— start of RECORDS PROVIDED —

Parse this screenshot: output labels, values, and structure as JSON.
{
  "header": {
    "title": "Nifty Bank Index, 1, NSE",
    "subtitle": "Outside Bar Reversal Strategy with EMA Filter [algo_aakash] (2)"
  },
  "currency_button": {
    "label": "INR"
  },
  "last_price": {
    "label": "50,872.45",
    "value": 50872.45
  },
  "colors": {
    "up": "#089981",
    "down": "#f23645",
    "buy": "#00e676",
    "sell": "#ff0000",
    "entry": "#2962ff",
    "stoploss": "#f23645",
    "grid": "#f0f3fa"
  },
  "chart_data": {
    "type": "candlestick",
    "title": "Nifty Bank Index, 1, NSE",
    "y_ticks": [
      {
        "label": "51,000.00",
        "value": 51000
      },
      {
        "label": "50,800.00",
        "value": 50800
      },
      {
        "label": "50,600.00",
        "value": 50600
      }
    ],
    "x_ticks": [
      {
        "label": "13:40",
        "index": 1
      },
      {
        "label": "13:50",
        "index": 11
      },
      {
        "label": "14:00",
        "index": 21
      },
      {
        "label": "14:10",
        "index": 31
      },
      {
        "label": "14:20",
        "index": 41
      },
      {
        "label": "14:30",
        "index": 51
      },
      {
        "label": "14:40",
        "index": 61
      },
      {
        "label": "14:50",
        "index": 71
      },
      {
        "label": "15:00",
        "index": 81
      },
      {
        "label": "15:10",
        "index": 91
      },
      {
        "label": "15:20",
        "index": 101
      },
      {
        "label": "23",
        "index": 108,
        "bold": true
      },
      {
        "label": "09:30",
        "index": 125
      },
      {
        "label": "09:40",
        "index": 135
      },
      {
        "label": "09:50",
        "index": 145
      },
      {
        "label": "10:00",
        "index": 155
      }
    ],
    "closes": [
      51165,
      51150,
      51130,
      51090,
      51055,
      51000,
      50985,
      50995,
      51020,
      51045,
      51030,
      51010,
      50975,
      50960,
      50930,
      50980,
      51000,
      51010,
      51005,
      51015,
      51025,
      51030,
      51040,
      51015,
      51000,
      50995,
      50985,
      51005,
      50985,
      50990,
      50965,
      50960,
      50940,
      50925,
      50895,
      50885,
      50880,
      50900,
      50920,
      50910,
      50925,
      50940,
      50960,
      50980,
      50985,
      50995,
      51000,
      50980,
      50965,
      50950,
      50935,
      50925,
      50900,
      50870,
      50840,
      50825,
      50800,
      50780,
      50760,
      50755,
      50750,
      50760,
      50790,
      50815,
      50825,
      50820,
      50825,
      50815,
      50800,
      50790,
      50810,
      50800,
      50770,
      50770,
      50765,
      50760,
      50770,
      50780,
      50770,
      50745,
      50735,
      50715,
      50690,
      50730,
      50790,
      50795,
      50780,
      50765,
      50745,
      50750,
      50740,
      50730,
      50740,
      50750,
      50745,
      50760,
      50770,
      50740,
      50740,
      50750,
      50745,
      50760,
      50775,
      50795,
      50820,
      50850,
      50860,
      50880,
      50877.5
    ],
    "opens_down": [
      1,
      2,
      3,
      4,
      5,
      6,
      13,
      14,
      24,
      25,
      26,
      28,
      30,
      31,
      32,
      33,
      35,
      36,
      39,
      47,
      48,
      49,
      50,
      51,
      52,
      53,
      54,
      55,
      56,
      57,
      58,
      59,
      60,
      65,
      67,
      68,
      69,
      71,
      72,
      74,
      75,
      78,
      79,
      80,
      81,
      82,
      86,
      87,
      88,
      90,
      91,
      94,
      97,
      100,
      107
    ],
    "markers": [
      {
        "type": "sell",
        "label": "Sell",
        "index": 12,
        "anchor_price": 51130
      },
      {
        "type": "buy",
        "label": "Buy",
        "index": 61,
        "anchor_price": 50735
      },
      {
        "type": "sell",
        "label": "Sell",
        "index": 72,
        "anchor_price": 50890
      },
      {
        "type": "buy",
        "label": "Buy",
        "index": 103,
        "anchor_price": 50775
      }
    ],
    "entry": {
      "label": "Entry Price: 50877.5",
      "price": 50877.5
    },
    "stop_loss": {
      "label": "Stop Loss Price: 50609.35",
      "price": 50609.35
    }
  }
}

— end of RECORDS PROVIDED —

REQUIREMENTS: Your task is to repeat each line of the material exactly.

SOLUTION FOR THIS TASK:
Parse this screenshot: output labels, values, and structure as JSON.
{
  "header": {
    "title": "Nifty Bank Index, 1, NSE",
    "subtitle": "Outside Bar Reversal Strategy with EMA Filter [algo_aakash] (2)"
  },
  "currency_button": {
    "label": "INR"
  },
  "last_price": {
    "label": "50,872.45",
    "value": 50872.45
  },
  "colors": {
    "up": "#089981",
    "down": "#f23645",
    "buy": "#00e676",
    "sell": "#ff0000",
    "entry": "#2962ff",
    "stoploss": "#f23645",
    "grid": "#f0f3fa"
  },
  "chart_data": {
    "type": "candlestick",
    "title": "Nifty Bank Index, 1, NSE",
    "y_ticks": [
      {
        "label": "51,000.00",
        "value": 51000
      },
      {
        "label": "50,800.00",
        "value": 50800
      },
      {
        "label": "50,600.00",
        "value": 50600
      }
    ],
    "x_ticks": [
      {
        "label": "13:40",
        "index": 1
      },
      {
        "label": "13:50",
        "index": 11
      },
      {
        "label": "14:00",
        "index": 21
      },
      {
        "label": "14:10",
        "index": 31
      },
      {
        "label": "14:20",
        "index": 41
      },
      {
        "label": "14:30",
        "index": 51
      },
      {
        "label": "14:40",
        "index": 61
      },
      {
        "label": "14:50",
        "index": 71
      },
      {
        "label": "15:00",
        "index": 81
      },
      {
        "label": "15:10",
        "index": 91
      },
      {
        "label": "15:20",
        "index": 101
      },
      {
        "label": "23",
        "index": 108,
        "bold": true
      },
      {
        "label": "09:30",
        "index": 125
      },
      {
        "label": "09:40",
        "index": 135
      },
      {
        "label": "09:50",
        "index": 145
      },
      {
        "label": "10:00",
        "index": 155
      }
    ],
    "closes": [
      51165,
      51150,
      51130,
      51090,
      51055,
      51000,
      50985,
      50995,
      51020,
      51045,
      51030,
      51010,
      50975,
      50960,
      50930,
      50980,
      51000,
      51010,
      51005,
      51015,
      51025,
      51030,
      51040,
      51015,
      51000,
      50995,
      50985,
      51005,
      50985,
      50990,
      50965,
      50960,
      50940,
      50925,
      50895,
      50885,
      50880,
      50900,
      50920,
      50910,
      50925,
      50940,
      50960,
      50980,
      50985,
      50995,
      51000,
      50980,
      50965,
      50950,
      50935,
      50925,
      50900,
      50870,
      50840,
      50825,
      50800,
      50780,
      50760,
      50755,
      50750,
      50760,
      50790,
      50815,
      50825,
      50820,
      50825,
      50815,
      50800,
      50790,
      50810,
      50800,
      50770,
      50770,
      50765,
      50760,
      50770,
      50780,
      50770,
      50745,
      50735,
      50715,
      50690,
      50730,
      50790,
      50795,
      50780,
      50765,
      50745,
      50750,
      50740,
      50730,
      50740,
      50750,
      50745,
      50760,
      50770,
      50740,
      50740,
      50750,
      50745,
      50760,
      50775,
      50795,
      50820,
      50850,
      50860,
      50880,
      50877.5
    ],
    "opens_down": [
      1,
      2,
      3,
      4,
      5,
      6,
      13,
      14,
      24,
      25,
      26,
      28,
      30,
      31,
      32,
      33,
      35,
      36,
      39,
      47,
      48,
      49,
      50,
      51,
      52,
      53,
      54,
      55,
      56,
      57,
      58,
      59,
      60,
      65,
      67,
      68,
      69,
      71,
      72,
      74,
      75,
      78,
      79,
      80,
      81,
      82,
      86,
      87,
      88,
      90,
      91,
      94,
      97,
      100,
      107
    ],
    "markers": [
      {
        "type": "sell",
        "label": "Sell",
        "index": 12,
        "anchor_price": 51130
      },
      {
        "type": "buy",
        "label": "Buy",
        "index": 61,
        "anchor_price": 50735
      },
      {
        "type": "sell",
        "label": "Sell",
        "index": 72,
        "anchor_price": 50890
      },
      {
        "type": "buy",
        "label": "Buy",
        "index": 103,
        "anchor_price": 50775
      }
    ],
    "entry": {
      "label": "Entry Price: 50877.5",
      "price": 50877.5
    },
    "stop_loss": {
      "label": "Stop Loss Price: 50609.35",
      "price": 50609.35
    }
  }
}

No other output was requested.